*** RECORD LIST
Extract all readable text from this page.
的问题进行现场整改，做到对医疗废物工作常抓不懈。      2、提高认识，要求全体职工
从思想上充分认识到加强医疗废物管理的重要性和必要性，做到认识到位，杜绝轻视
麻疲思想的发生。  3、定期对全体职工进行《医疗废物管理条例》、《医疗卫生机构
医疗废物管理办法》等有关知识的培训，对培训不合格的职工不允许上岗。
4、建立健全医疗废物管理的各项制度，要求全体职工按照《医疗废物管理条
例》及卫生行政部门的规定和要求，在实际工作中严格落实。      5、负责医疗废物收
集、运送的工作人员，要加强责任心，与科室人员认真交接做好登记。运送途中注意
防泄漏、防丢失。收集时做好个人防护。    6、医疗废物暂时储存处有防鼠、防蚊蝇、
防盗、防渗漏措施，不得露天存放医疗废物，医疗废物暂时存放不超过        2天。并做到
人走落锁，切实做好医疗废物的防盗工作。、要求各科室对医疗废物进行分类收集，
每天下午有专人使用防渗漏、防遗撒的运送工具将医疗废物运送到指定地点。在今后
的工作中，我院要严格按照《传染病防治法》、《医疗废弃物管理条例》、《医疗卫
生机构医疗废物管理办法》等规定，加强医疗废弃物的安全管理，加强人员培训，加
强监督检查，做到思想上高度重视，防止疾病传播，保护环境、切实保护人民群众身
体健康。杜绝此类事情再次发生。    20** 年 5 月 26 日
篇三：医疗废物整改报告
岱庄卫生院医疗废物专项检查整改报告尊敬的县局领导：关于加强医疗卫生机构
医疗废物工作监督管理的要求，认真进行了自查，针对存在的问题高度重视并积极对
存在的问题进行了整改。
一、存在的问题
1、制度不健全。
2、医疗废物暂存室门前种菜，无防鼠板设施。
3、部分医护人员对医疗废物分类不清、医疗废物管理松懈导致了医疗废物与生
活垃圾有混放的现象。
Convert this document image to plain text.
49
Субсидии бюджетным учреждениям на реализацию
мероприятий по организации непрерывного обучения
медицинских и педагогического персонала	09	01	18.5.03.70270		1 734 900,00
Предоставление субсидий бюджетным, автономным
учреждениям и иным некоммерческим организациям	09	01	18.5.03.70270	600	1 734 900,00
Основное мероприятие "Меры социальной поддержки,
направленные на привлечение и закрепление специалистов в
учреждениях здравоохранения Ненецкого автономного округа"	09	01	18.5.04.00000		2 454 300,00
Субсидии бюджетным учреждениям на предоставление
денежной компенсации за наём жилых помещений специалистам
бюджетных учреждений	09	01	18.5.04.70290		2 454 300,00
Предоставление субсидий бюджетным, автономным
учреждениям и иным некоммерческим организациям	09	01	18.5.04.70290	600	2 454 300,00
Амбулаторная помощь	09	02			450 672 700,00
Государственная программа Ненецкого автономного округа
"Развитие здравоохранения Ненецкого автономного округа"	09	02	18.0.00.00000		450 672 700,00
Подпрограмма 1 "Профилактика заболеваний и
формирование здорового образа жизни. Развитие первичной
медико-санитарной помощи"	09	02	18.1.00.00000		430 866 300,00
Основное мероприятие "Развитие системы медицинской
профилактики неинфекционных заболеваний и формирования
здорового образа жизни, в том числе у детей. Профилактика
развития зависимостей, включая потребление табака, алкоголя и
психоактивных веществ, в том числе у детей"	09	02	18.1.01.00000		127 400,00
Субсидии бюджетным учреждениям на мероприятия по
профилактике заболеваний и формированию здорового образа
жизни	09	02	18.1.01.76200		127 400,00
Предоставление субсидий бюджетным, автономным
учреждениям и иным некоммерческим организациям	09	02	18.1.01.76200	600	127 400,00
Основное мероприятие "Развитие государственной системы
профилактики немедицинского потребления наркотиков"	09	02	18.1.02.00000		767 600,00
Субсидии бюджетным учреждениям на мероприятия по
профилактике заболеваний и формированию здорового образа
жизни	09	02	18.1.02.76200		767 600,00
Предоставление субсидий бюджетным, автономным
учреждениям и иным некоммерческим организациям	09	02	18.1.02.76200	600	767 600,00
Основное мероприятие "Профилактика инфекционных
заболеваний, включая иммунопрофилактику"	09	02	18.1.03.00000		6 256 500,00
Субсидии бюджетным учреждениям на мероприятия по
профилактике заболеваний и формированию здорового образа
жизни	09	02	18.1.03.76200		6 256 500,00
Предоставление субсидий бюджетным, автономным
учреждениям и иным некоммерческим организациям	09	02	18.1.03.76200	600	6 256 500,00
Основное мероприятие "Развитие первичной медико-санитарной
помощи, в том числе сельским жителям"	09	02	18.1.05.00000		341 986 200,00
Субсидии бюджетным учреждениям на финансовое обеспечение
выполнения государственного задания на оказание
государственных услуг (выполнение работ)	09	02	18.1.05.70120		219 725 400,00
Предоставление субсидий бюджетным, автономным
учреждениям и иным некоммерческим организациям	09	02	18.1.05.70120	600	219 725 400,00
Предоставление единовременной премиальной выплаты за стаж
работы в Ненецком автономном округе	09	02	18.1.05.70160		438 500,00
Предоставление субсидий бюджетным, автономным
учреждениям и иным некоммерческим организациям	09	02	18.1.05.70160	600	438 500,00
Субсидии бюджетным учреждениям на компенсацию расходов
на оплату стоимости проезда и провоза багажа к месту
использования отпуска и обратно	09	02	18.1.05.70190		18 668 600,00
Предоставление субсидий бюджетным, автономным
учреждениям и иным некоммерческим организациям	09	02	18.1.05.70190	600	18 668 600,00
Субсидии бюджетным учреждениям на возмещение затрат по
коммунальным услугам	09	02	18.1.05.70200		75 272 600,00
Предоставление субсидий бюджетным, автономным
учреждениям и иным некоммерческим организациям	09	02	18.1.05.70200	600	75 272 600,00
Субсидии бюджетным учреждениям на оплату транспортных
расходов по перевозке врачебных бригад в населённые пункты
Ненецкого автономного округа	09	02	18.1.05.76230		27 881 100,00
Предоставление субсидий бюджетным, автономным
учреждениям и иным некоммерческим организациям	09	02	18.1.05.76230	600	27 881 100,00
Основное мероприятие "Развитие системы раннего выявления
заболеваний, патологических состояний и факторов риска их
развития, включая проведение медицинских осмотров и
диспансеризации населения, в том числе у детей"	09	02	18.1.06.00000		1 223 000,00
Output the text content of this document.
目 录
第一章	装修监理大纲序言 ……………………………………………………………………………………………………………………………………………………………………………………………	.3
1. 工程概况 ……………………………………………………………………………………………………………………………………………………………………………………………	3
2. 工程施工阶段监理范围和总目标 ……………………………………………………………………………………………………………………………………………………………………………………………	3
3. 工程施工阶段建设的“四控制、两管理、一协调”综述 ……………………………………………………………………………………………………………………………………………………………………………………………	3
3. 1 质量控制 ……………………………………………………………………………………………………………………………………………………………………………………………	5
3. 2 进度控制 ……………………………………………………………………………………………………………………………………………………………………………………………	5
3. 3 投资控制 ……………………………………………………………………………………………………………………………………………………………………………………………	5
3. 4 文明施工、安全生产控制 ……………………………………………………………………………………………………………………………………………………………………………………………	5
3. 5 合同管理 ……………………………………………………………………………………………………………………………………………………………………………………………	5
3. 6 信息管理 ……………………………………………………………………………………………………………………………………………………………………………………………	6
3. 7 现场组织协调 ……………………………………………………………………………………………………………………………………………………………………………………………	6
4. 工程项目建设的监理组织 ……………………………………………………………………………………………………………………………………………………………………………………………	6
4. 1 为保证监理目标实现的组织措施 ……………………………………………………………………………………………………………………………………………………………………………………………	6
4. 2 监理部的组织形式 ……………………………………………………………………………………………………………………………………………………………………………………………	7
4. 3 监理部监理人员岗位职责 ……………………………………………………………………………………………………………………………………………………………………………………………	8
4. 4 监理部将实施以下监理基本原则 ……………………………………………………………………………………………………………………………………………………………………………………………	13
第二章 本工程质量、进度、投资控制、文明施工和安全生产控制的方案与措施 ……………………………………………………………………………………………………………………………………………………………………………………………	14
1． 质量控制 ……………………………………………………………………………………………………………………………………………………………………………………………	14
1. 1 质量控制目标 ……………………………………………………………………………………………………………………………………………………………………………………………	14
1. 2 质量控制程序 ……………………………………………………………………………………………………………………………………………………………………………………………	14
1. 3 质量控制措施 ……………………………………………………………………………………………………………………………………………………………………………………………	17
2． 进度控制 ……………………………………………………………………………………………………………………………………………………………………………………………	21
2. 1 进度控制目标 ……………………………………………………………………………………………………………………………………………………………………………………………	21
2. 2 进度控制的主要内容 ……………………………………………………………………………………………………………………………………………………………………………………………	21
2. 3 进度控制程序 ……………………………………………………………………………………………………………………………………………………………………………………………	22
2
******
**WORK TO COMPLETE**
Copy each line holding the word "числе" from the listing above.

**RESPONSE BELOW**
здорового образа жизни, в том числе у детей. Профилактика
психоактивных веществ, в том числе у детей"	09	02	18.1.01.00000		127 400,00
помощи, в том числе сельским жителям"	09	02	18.1.05.00000		341 986 200,00
диспансеризации населения, в том числе у детей"	09	02	18.1.06.00000		1 223 000,00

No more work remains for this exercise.